OBJECTIVE. Every record should be written out exactly, please.

INFORMATION SHOWN.

* * * * *

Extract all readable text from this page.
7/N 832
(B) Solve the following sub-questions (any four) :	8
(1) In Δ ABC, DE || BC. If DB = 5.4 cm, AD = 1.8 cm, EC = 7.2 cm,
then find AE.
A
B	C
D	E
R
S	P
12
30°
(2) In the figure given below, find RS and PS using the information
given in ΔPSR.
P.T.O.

* * * * *

FINISHED EXERCISE.
Extract all readable text from this page.
7/N 832
(B) Solve the following sub-questions (any four) :	8
(1) In Δ ABC, DE || BC. If DB = 5.4 cm, AD = 1.8 cm, EC = 7.2 cm,
then find AE.
A
B	C
D	E
R
S	P
12
30°
(2) In the figure given below, find RS and PS using the information
given in ΔPSR.
P.T.O.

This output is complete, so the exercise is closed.